* BEGIN Data rows *

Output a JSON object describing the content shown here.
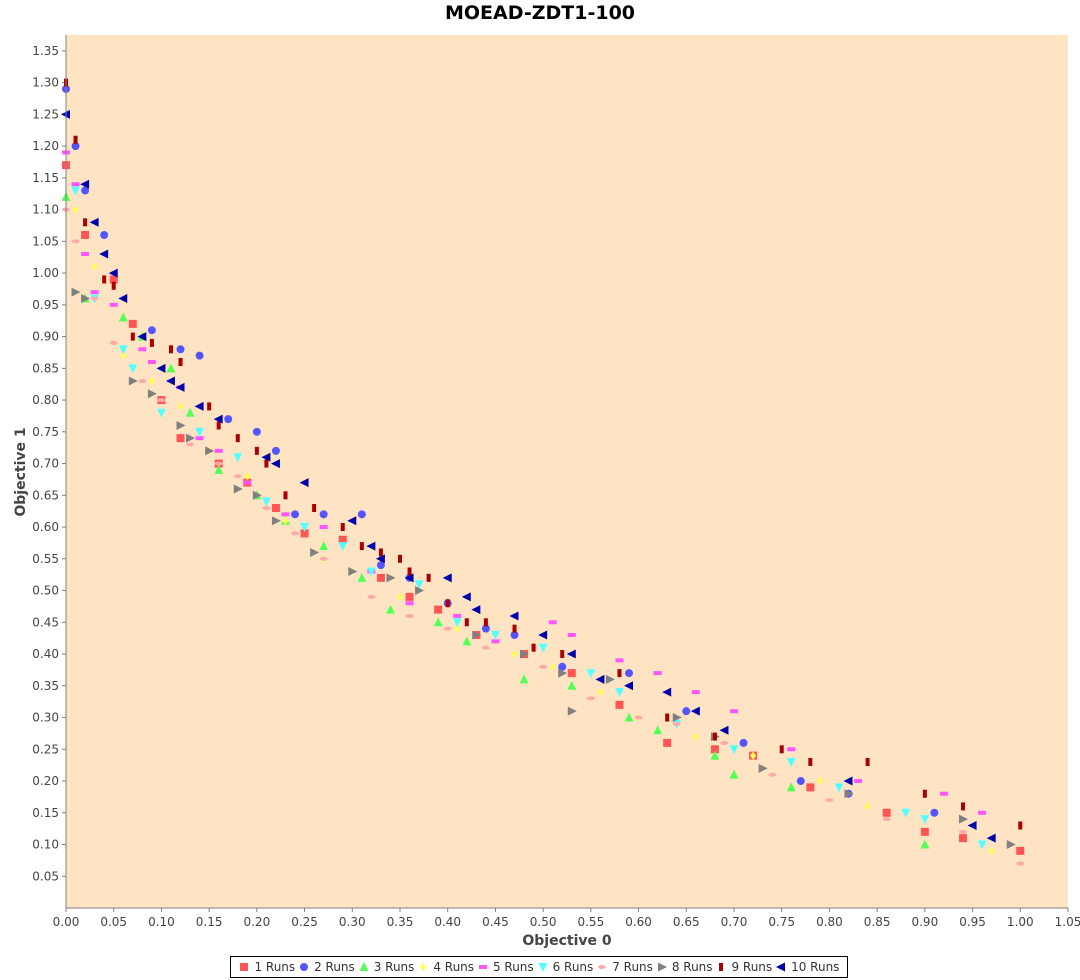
{
  "chart_data": {
    "type": "scatter",
    "title": "MOEAD-ZDT1-100",
    "xlabel": "Objective 0",
    "ylabel": "Objective 1",
    "xlim": [
      0.0,
      1.05
    ],
    "ylim": [
      0.0,
      1.375
    ],
    "xticks": [
      "0.00",
      "0.05",
      "0.10",
      "0.15",
      "0.20",
      "0.25",
      "0.30",
      "0.35",
      "0.40",
      "0.45",
      "0.50",
      "0.55",
      "0.60",
      "0.65",
      "0.70",
      "0.75",
      "0.80",
      "0.85",
      "0.90",
      "0.95",
      "1.00",
      "1.05"
    ],
    "yticks": [
      "0.05",
      "0.10",
      "0.15",
      "0.20",
      "0.25",
      "0.30",
      "0.35",
      "0.40",
      "0.45",
      "0.50",
      "0.55",
      "0.60",
      "0.65",
      "0.70",
      "0.75",
      "0.80",
      "0.85",
      "0.90",
      "0.95",
      "1.00",
      "1.05",
      "1.10",
      "1.15",
      "1.20",
      "1.25",
      "1.30",
      "1.35"
    ],
    "background": "#ffe4c4",
    "legend_placement": "bottom",
    "series": [
      {
        "name": "1 Runs",
        "color": "#ff5555",
        "marker": "square",
        "x": [
          0.0,
          0.02,
          0.05,
          0.07,
          0.1,
          0.12,
          0.16,
          0.19,
          0.22,
          0.25,
          0.29,
          0.33,
          0.36,
          0.39,
          0.43,
          0.48,
          0.53,
          0.58,
          0.63,
          0.68,
          0.72,
          0.78,
          0.86,
          0.9,
          0.94,
          1.0
        ],
        "y": [
          1.17,
          1.06,
          0.99,
          0.92,
          0.8,
          0.74,
          0.7,
          0.67,
          0.63,
          0.59,
          0.58,
          0.52,
          0.49,
          0.47,
          0.43,
          0.4,
          0.37,
          0.32,
          0.26,
          0.25,
          0.24,
          0.19,
          0.15,
          0.12,
          0.11,
          0.09
        ]
      },
      {
        "name": "2 Runs",
        "color": "#5555ff",
        "marker": "circle",
        "x": [
          0.0,
          0.01,
          0.02,
          0.04,
          0.09,
          0.12,
          0.14,
          0.17,
          0.2,
          0.22,
          0.24,
          0.27,
          0.31,
          0.33,
          0.36,
          0.4,
          0.44,
          0.47,
          0.52,
          0.59,
          0.65,
          0.71,
          0.77,
          0.82,
          0.91
        ],
        "y": [
          1.29,
          1.2,
          1.13,
          1.06,
          0.91,
          0.88,
          0.87,
          0.77,
          0.75,
          0.72,
          0.62,
          0.62,
          0.62,
          0.54,
          0.52,
          0.48,
          0.44,
          0.43,
          0.38,
          0.37,
          0.31,
          0.26,
          0.2,
          0.18,
          0.15
        ]
      },
      {
        "name": "3 Runs",
        "color": "#55ff55",
        "marker": "triangle-up",
        "x": [
          0.0,
          0.02,
          0.06,
          0.08,
          0.11,
          0.13,
          0.16,
          0.2,
          0.23,
          0.27,
          0.31,
          0.34,
          0.39,
          0.42,
          0.48,
          0.53,
          0.59,
          0.62,
          0.68,
          0.7,
          0.76,
          0.9
        ],
        "y": [
          1.12,
          0.96,
          0.93,
          0.9,
          0.85,
          0.78,
          0.69,
          0.65,
          0.61,
          0.57,
          0.52,
          0.47,
          0.45,
          0.42,
          0.36,
          0.35,
          0.3,
          0.28,
          0.24,
          0.21,
          0.19,
          0.1
        ]
      },
      {
        "name": "4 Runs",
        "color": "#ffff55",
        "marker": "diamond",
        "x": [
          0.01,
          0.03,
          0.06,
          0.09,
          0.12,
          0.15,
          0.19,
          0.23,
          0.27,
          0.3,
          0.35,
          0.41,
          0.47,
          0.51,
          0.56,
          0.6,
          0.66,
          0.72,
          0.79,
          0.84,
          0.97
        ],
        "y": [
          1.1,
          1.01,
          0.87,
          0.83,
          0.79,
          0.72,
          0.68,
          0.61,
          0.55,
          0.53,
          0.49,
          0.44,
          0.4,
          0.38,
          0.34,
          0.3,
          0.27,
          0.24,
          0.2,
          0.16,
          0.09
        ]
      },
      {
        "name": "5 Runs",
        "color": "#ff55ff",
        "marker": "dash",
        "x": [
          0.0,
          0.01,
          0.02,
          0.03,
          0.05,
          0.08,
          0.09,
          0.12,
          0.14,
          0.16,
          0.19,
          0.23,
          0.27,
          0.32,
          0.36,
          0.41,
          0.45,
          0.51,
          0.53,
          0.58,
          0.62,
          0.66,
          0.7,
          0.76,
          0.83,
          0.92,
          0.96
        ],
        "y": [
          1.19,
          1.14,
          1.03,
          0.97,
          0.95,
          0.88,
          0.86,
          0.82,
          0.74,
          0.72,
          0.67,
          0.62,
          0.6,
          0.53,
          0.48,
          0.46,
          0.42,
          0.45,
          0.43,
          0.39,
          0.37,
          0.34,
          0.31,
          0.25,
          0.2,
          0.18,
          0.15
        ]
      },
      {
        "name": "6 Runs",
        "color": "#55ffff",
        "marker": "triangle-down",
        "x": [
          0.01,
          0.03,
          0.06,
          0.07,
          0.1,
          0.14,
          0.18,
          0.21,
          0.25,
          0.29,
          0.32,
          0.37,
          0.41,
          0.45,
          0.5,
          0.55,
          0.58,
          0.64,
          0.7,
          0.76,
          0.81,
          0.88,
          0.9,
          0.96
        ],
        "y": [
          1.13,
          0.96,
          0.88,
          0.85,
          0.78,
          0.75,
          0.71,
          0.64,
          0.6,
          0.57,
          0.53,
          0.51,
          0.45,
          0.43,
          0.41,
          0.37,
          0.34,
          0.29,
          0.25,
          0.23,
          0.19,
          0.15,
          0.14,
          0.1
        ]
      },
      {
        "name": "7 Runs",
        "color": "#ffaaaa",
        "marker": "ellipse",
        "x": [
          0.0,
          0.01,
          0.03,
          0.05,
          0.08,
          0.1,
          0.13,
          0.16,
          0.18,
          0.21,
          0.24,
          0.27,
          0.32,
          0.36,
          0.4,
          0.44,
          0.5,
          0.55,
          0.6,
          0.64,
          0.69,
          0.74,
          0.8,
          0.86,
          0.94,
          1.0
        ],
        "y": [
          1.1,
          1.05,
          0.96,
          0.89,
          0.83,
          0.8,
          0.73,
          0.7,
          0.68,
          0.63,
          0.59,
          0.55,
          0.49,
          0.46,
          0.44,
          0.41,
          0.38,
          0.33,
          0.3,
          0.29,
          0.26,
          0.21,
          0.17,
          0.14,
          0.12,
          0.07
        ]
      },
      {
        "name": "8 Runs",
        "color": "#808080",
        "marker": "triangle-right",
        "x": [
          0.01,
          0.02,
          0.07,
          0.09,
          0.12,
          0.13,
          0.15,
          0.18,
          0.2,
          0.22,
          0.26,
          0.3,
          0.34,
          0.37,
          0.43,
          0.48,
          0.52,
          0.53,
          0.57,
          0.64,
          0.68,
          0.73,
          0.82,
          0.94,
          0.99
        ],
        "y": [
          0.97,
          0.96,
          0.83,
          0.81,
          0.76,
          0.74,
          0.72,
          0.66,
          0.65,
          0.61,
          0.56,
          0.53,
          0.52,
          0.5,
          0.43,
          0.4,
          0.37,
          0.31,
          0.36,
          0.3,
          0.27,
          0.22,
          0.18,
          0.14,
          0.1
        ]
      },
      {
        "name": "9 Runs",
        "color": "#aa0000",
        "marker": "bar",
        "x": [
          0.0,
          0.01,
          0.02,
          0.04,
          0.05,
          0.07,
          0.09,
          0.11,
          0.12,
          0.15,
          0.16,
          0.18,
          0.2,
          0.21,
          0.23,
          0.26,
          0.29,
          0.31,
          0.33,
          0.35,
          0.36,
          0.38,
          0.4,
          0.42,
          0.44,
          0.47,
          0.49,
          0.52,
          0.58,
          0.63,
          0.68,
          0.75,
          0.78,
          0.84,
          0.9,
          0.94,
          1.0
        ],
        "y": [
          1.3,
          1.21,
          1.08,
          0.99,
          0.98,
          0.9,
          0.89,
          0.88,
          0.86,
          0.79,
          0.76,
          0.74,
          0.72,
          0.7,
          0.65,
          0.63,
          0.6,
          0.57,
          0.56,
          0.55,
          0.53,
          0.52,
          0.48,
          0.45,
          0.45,
          0.44,
          0.41,
          0.4,
          0.37,
          0.3,
          0.27,
          0.25,
          0.23,
          0.23,
          0.18,
          0.16,
          0.13
        ]
      },
      {
        "name": "10 Runs",
        "color": "#0000aa",
        "marker": "triangle-left",
        "x": [
          0.0,
          0.02,
          0.03,
          0.04,
          0.05,
          0.06,
          0.08,
          0.1,
          0.11,
          0.12,
          0.14,
          0.16,
          0.21,
          0.22,
          0.25,
          0.3,
          0.32,
          0.33,
          0.36,
          0.4,
          0.42,
          0.43,
          0.47,
          0.5,
          0.53,
          0.56,
          0.59,
          0.63,
          0.66,
          0.69,
          0.82,
          0.95,
          0.97
        ],
        "y": [
          1.25,
          1.14,
          1.08,
          1.03,
          1.0,
          0.96,
          0.9,
          0.85,
          0.83,
          0.82,
          0.79,
          0.77,
          0.71,
          0.7,
          0.67,
          0.61,
          0.57,
          0.55,
          0.52,
          0.52,
          0.49,
          0.47,
          0.46,
          0.43,
          0.4,
          0.36,
          0.35,
          0.34,
          0.31,
          0.28,
          0.2,
          0.13,
          0.11
        ]
      }
    ]
  }
}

* END Data rows *

# What this task involves:
Look through the entries above and report each line where the string "Objective" occurs.

# Solution to this task:
    "xlabel": "Objective 0",
    "ylabel": "Objective 1",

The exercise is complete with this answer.